### Given request
Below are records. Copy every line with "SDTVAR" in it.

### Rows from a figure dataset

|---|

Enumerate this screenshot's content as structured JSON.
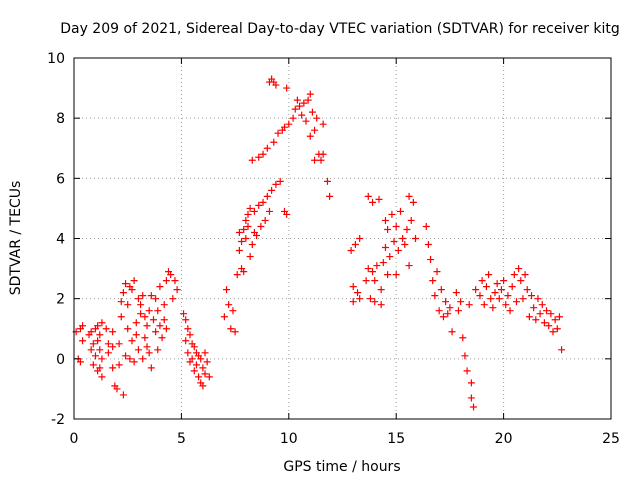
{
  "chart_data": {
    "type": "scatter",
    "title": "Day 209 of 2021, Sidereal Day-to-day VTEC variation (SDTVAR) for receiver kitg",
    "xlabel": "GPS time / hours",
    "ylabel": "SDTVAR / TECUs",
    "xlim": [
      0,
      25
    ],
    "ylim": [
      -2,
      10
    ],
    "xticks": [
      "0",
      "5",
      "10",
      "15",
      "20",
      "25"
    ],
    "yticks": [
      "-2",
      "0",
      "2",
      "4",
      "6",
      "8",
      "10"
    ],
    "grid": true,
    "marker": "+",
    "series": [
      {
        "name": "SDTVAR",
        "color": "#ff0000",
        "points": [
          [
            0.1,
            0.9
          ],
          [
            0.2,
            0.0
          ],
          [
            0.3,
            -0.1
          ],
          [
            0.3,
            1.0
          ],
          [
            0.4,
            0.6
          ],
          [
            0.4,
            1.1
          ],
          [
            0.7,
            0.8
          ],
          [
            0.8,
            0.3
          ],
          [
            0.8,
            0.9
          ],
          [
            0.9,
            -0.2
          ],
          [
            0.9,
            0.5
          ],
          [
            1.0,
            0.1
          ],
          [
            1.0,
            1.0
          ],
          [
            1.1,
            -0.4
          ],
          [
            1.1,
            0.6
          ],
          [
            1.1,
            1.1
          ],
          [
            1.2,
            -0.3
          ],
          [
            1.2,
            0.3
          ],
          [
            1.2,
            0.8
          ],
          [
            1.3,
            -0.6
          ],
          [
            1.3,
            0.0
          ],
          [
            1.3,
            1.2
          ],
          [
            1.5,
            1.0
          ],
          [
            1.6,
            0.2
          ],
          [
            1.6,
            0.5
          ],
          [
            1.8,
            0.9
          ],
          [
            1.8,
            0.4
          ],
          [
            1.8,
            -0.3
          ],
          [
            1.9,
            -0.9
          ],
          [
            2.0,
            -1.0
          ],
          [
            2.1,
            -0.2
          ],
          [
            2.1,
            0.5
          ],
          [
            2.2,
            1.4
          ],
          [
            2.2,
            1.9
          ],
          [
            2.3,
            -1.2
          ],
          [
            2.3,
            2.2
          ],
          [
            2.4,
            0.1
          ],
          [
            2.4,
            2.5
          ],
          [
            2.5,
            1.0
          ],
          [
            2.5,
            1.8
          ],
          [
            2.6,
            0.0
          ],
          [
            2.6,
            2.4
          ],
          [
            2.7,
            0.6
          ],
          [
            2.7,
            2.3
          ],
          [
            2.8,
            -0.1
          ],
          [
            2.8,
            2.6
          ],
          [
            2.9,
            1.2
          ],
          [
            2.9,
            0.8
          ],
          [
            3.0,
            0.3
          ],
          [
            3.0,
            2.0
          ],
          [
            3.1,
            1.8
          ],
          [
            3.1,
            1.5
          ],
          [
            3.2,
            0.0
          ],
          [
            3.2,
            2.1
          ],
          [
            3.3,
            1.4
          ],
          [
            3.3,
            0.7
          ],
          [
            3.4,
            0.4
          ],
          [
            3.4,
            1.1
          ],
          [
            3.5,
            1.6
          ],
          [
            3.5,
            0.2
          ],
          [
            3.6,
            -0.3
          ],
          [
            3.6,
            2.1
          ],
          [
            3.7,
            1.3
          ],
          [
            3.8,
            0.9
          ],
          [
            3.8,
            2.0
          ],
          [
            3.9,
            0.3
          ],
          [
            3.9,
            1.6
          ],
          [
            4.0,
            1.1
          ],
          [
            4.0,
            2.4
          ],
          [
            4.1,
            0.7
          ],
          [
            4.2,
            1.8
          ],
          [
            4.2,
            1.3
          ],
          [
            4.3,
            1.0
          ],
          [
            4.3,
            2.6
          ],
          [
            4.4,
            2.9
          ],
          [
            4.5,
            2.8
          ],
          [
            4.6,
            2.0
          ],
          [
            4.7,
            2.6
          ],
          [
            4.8,
            2.3
          ],
          [
            5.1,
            1.5
          ],
          [
            5.2,
            1.3
          ],
          [
            5.2,
            0.6
          ],
          [
            5.3,
            1.0
          ],
          [
            5.3,
            0.2
          ],
          [
            5.4,
            0.8
          ],
          [
            5.4,
            -0.1
          ],
          [
            5.5,
            0.5
          ],
          [
            5.5,
            0.0
          ],
          [
            5.6,
            0.4
          ],
          [
            5.6,
            -0.4
          ],
          [
            5.7,
            0.2
          ],
          [
            5.7,
            -0.2
          ],
          [
            5.8,
            0.1
          ],
          [
            5.8,
            -0.6
          ],
          [
            5.9,
            0.0
          ],
          [
            5.9,
            -0.8
          ],
          [
            6.0,
            -0.3
          ],
          [
            6.0,
            -0.9
          ],
          [
            6.1,
            0.2
          ],
          [
            6.1,
            -0.5
          ],
          [
            6.2,
            -0.1
          ],
          [
            6.3,
            -0.6
          ],
          [
            7.0,
            1.4
          ],
          [
            7.1,
            2.3
          ],
          [
            7.2,
            1.8
          ],
          [
            7.3,
            1.0
          ],
          [
            7.4,
            1.6
          ],
          [
            7.5,
            0.9
          ],
          [
            7.6,
            2.8
          ],
          [
            7.7,
            3.6
          ],
          [
            7.7,
            4.2
          ],
          [
            7.8,
            3.0
          ],
          [
            7.8,
            3.9
          ],
          [
            7.9,
            2.9
          ],
          [
            7.9,
            4.3
          ],
          [
            8.0,
            4.6
          ],
          [
            8.0,
            4.0
          ],
          [
            8.1,
            4.8
          ],
          [
            8.1,
            4.4
          ],
          [
            8.2,
            3.4
          ],
          [
            8.2,
            5.0
          ],
          [
            8.3,
            3.8
          ],
          [
            8.3,
            6.6
          ],
          [
            8.4,
            4.9
          ],
          [
            8.4,
            4.2
          ],
          [
            8.5,
            4.1
          ],
          [
            8.6,
            6.7
          ],
          [
            8.6,
            5.1
          ],
          [
            8.7,
            4.4
          ],
          [
            8.8,
            5.2
          ],
          [
            8.8,
            6.8
          ],
          [
            8.9,
            4.6
          ],
          [
            9.0,
            5.4
          ],
          [
            9.0,
            7.0
          ],
          [
            9.1,
            4.9
          ],
          [
            9.1,
            9.2
          ],
          [
            9.2,
            5.6
          ],
          [
            9.2,
            9.3
          ],
          [
            9.3,
            7.2
          ],
          [
            9.3,
            9.2
          ],
          [
            9.4,
            5.8
          ],
          [
            9.4,
            9.1
          ],
          [
            9.5,
            7.5
          ],
          [
            9.6,
            5.9
          ],
          [
            9.7,
            7.6
          ],
          [
            9.8,
            4.9
          ],
          [
            9.8,
            7.7
          ],
          [
            9.9,
            4.8
          ],
          [
            9.9,
            9.0
          ],
          [
            10.0,
            7.8
          ],
          [
            10.2,
            8.0
          ],
          [
            10.3,
            8.3
          ],
          [
            10.4,
            8.6
          ],
          [
            10.5,
            8.4
          ],
          [
            10.6,
            8.1
          ],
          [
            10.7,
            8.5
          ],
          [
            10.8,
            7.9
          ],
          [
            10.9,
            8.6
          ],
          [
            11.0,
            8.8
          ],
          [
            11.0,
            7.4
          ],
          [
            11.1,
            8.2
          ],
          [
            11.2,
            6.6
          ],
          [
            11.2,
            7.6
          ],
          [
            11.3,
            8.0
          ],
          [
            11.4,
            6.8
          ],
          [
            11.5,
            6.6
          ],
          [
            11.6,
            7.8
          ],
          [
            11.6,
            6.8
          ],
          [
            11.8,
            5.9
          ],
          [
            11.9,
            5.4
          ],
          [
            12.9,
            3.6
          ],
          [
            13.0,
            2.4
          ],
          [
            13.0,
            1.9
          ],
          [
            13.1,
            3.8
          ],
          [
            13.2,
            2.2
          ],
          [
            13.3,
            2.0
          ],
          [
            13.3,
            4.0
          ],
          [
            13.6,
            2.6
          ],
          [
            13.7,
            5.4
          ],
          [
            13.7,
            3.0
          ],
          [
            13.8,
            2.0
          ],
          [
            13.9,
            2.9
          ],
          [
            13.9,
            5.2
          ],
          [
            14.0,
            2.6
          ],
          [
            14.0,
            1.9
          ],
          [
            14.1,
            3.1
          ],
          [
            14.2,
            5.3
          ],
          [
            14.3,
            2.3
          ],
          [
            14.3,
            1.8
          ],
          [
            14.4,
            3.2
          ],
          [
            14.5,
            3.7
          ],
          [
            14.5,
            4.6
          ],
          [
            14.6,
            2.8
          ],
          [
            14.6,
            4.3
          ],
          [
            14.7,
            3.4
          ],
          [
            14.8,
            4.8
          ],
          [
            14.9,
            3.9
          ],
          [
            15.0,
            2.8
          ],
          [
            15.0,
            4.4
          ],
          [
            15.1,
            3.6
          ],
          [
            15.2,
            4.9
          ],
          [
            15.3,
            4.0
          ],
          [
            15.4,
            3.8
          ],
          [
            15.5,
            4.3
          ],
          [
            15.6,
            5.4
          ],
          [
            15.6,
            3.1
          ],
          [
            15.7,
            4.6
          ],
          [
            15.8,
            5.2
          ],
          [
            15.9,
            4.0
          ],
          [
            16.4,
            4.4
          ],
          [
            16.5,
            3.8
          ],
          [
            16.6,
            3.3
          ],
          [
            16.7,
            2.6
          ],
          [
            16.8,
            2.1
          ],
          [
            16.9,
            2.9
          ],
          [
            17.0,
            1.6
          ],
          [
            17.1,
            2.3
          ],
          [
            17.2,
            1.4
          ],
          [
            17.3,
            1.9
          ],
          [
            17.4,
            1.5
          ],
          [
            17.5,
            1.7
          ],
          [
            17.6,
            0.9
          ],
          [
            17.8,
            2.2
          ],
          [
            17.9,
            1.6
          ],
          [
            18.0,
            1.9
          ],
          [
            18.1,
            0.7
          ],
          [
            18.2,
            0.1
          ],
          [
            18.3,
            -0.4
          ],
          [
            18.4,
            1.8
          ],
          [
            18.5,
            -0.8
          ],
          [
            18.5,
            -1.3
          ],
          [
            18.6,
            -1.6
          ],
          [
            18.7,
            2.3
          ],
          [
            18.9,
            2.1
          ],
          [
            19.0,
            2.6
          ],
          [
            19.1,
            1.8
          ],
          [
            19.2,
            2.4
          ],
          [
            19.3,
            2.8
          ],
          [
            19.4,
            2.0
          ],
          [
            19.5,
            1.7
          ],
          [
            19.6,
            2.2
          ],
          [
            19.7,
            2.5
          ],
          [
            19.8,
            2.0
          ],
          [
            19.9,
            2.3
          ],
          [
            20.0,
            2.6
          ],
          [
            20.1,
            1.8
          ],
          [
            20.2,
            2.1
          ],
          [
            20.3,
            1.6
          ],
          [
            20.4,
            2.4
          ],
          [
            20.5,
            2.8
          ],
          [
            20.6,
            1.9
          ],
          [
            20.7,
            3.0
          ],
          [
            20.8,
            2.6
          ],
          [
            20.9,
            2.0
          ],
          [
            21.0,
            2.8
          ],
          [
            21.1,
            2.3
          ],
          [
            21.2,
            1.4
          ],
          [
            21.3,
            2.1
          ],
          [
            21.4,
            1.7
          ],
          [
            21.5,
            1.3
          ],
          [
            21.6,
            2.0
          ],
          [
            21.7,
            1.5
          ],
          [
            21.8,
            1.8
          ],
          [
            21.9,
            1.2
          ],
          [
            22.0,
            1.6
          ],
          [
            22.1,
            1.1
          ],
          [
            22.2,
            1.5
          ],
          [
            22.3,
            0.9
          ],
          [
            22.4,
            1.3
          ],
          [
            22.5,
            1.0
          ],
          [
            22.6,
            1.4
          ],
          [
            22.7,
            0.3
          ]
        ]
      }
    ]
  }
}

|---|

### Expected answer
    "title": "Day 209 of 2021, Sidereal Day-to-day VTEC variation (SDTVAR) for receiver kitg",
    "ylabel": "SDTVAR / TECUs",
        "name": "SDTVAR",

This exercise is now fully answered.